EXERCISE: What follows is a set of entries. Give them again exactly, without the pictures.

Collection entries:
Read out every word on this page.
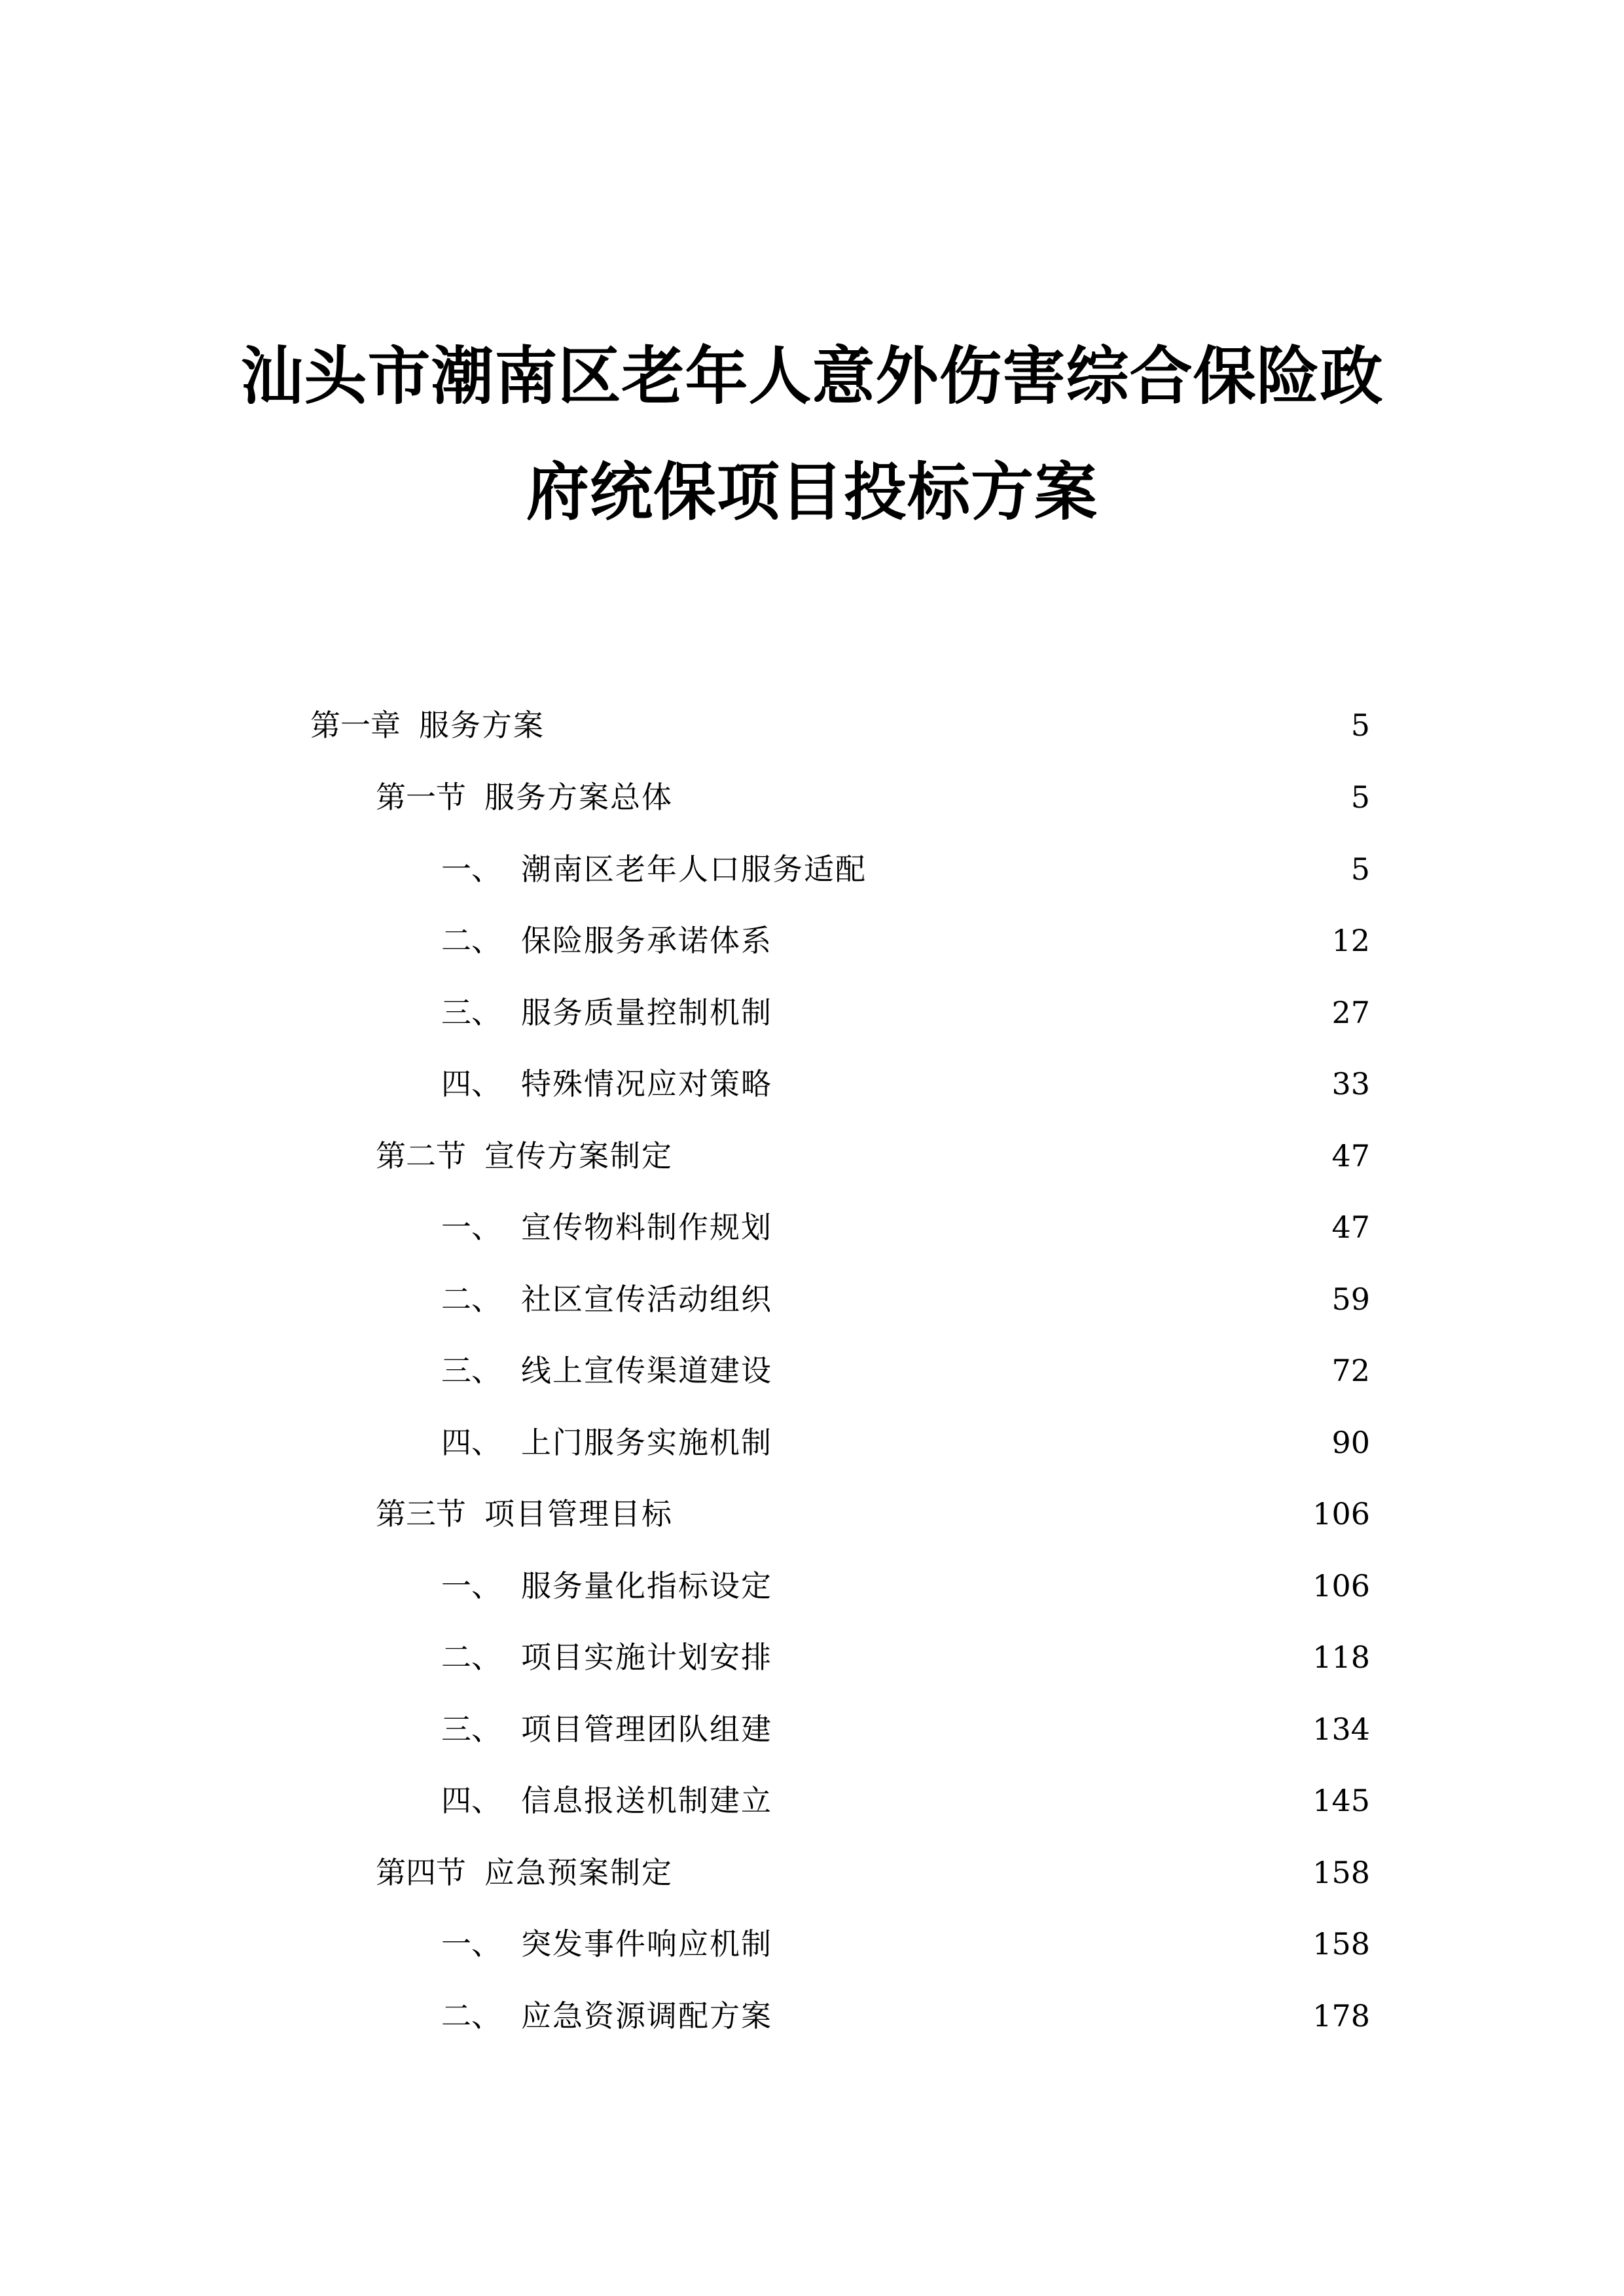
汕头市潮南区老年人意外伤害综合保险政
府统保项目投标方案
第一章 服务方案	5
第一节 服务方案总体	5
一、 潮南区老年人口服务适配	5
二、 保险服务承诺体系	12
三、 服务质量控制机制	27
四、 特殊情况应对策略	33
第二节 宣传方案制定	47
一、 宣传物料制作规划	47
二、 社区宣传活动组织	59
三、 线上宣传渠道建设	72
四、 上门服务实施机制	90
第三节 项目管理目标	106
一、 服务量化指标设定	106
二、 项目实施计划安排	118
三、 项目管理团队组建	134
四、 信息报送机制建立	145
第四节 应急预案制定	158
一、 突发事件响应机制	158
二、 应急资源调配方案	178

OUTPUT FOR THIS EXERCISE:
Read out every word on this page.
汕头市潮南区老年人意外伤害综合保险政
府统保项目投标方案
第一章 服务方案	5
第一节 服务方案总体	5
一、 潮南区老年人口服务适配	5
二、 保险服务承诺体系	12
三、 服务质量控制机制	27
四、 特殊情况应对策略	33
第二节 宣传方案制定	47
一、 宣传物料制作规划	47
二、 社区宣传活动组织	59
三、 线上宣传渠道建设	72
四、 上门服务实施机制	90
第三节 项目管理目标	106
一、 服务量化指标设定	106
二、 项目实施计划安排	118
三、 项目管理团队组建	134
四、 信息报送机制建立	145
第四节 应急预案制定	158
一、 突发事件响应机制	158
二、 应急资源调配方案	178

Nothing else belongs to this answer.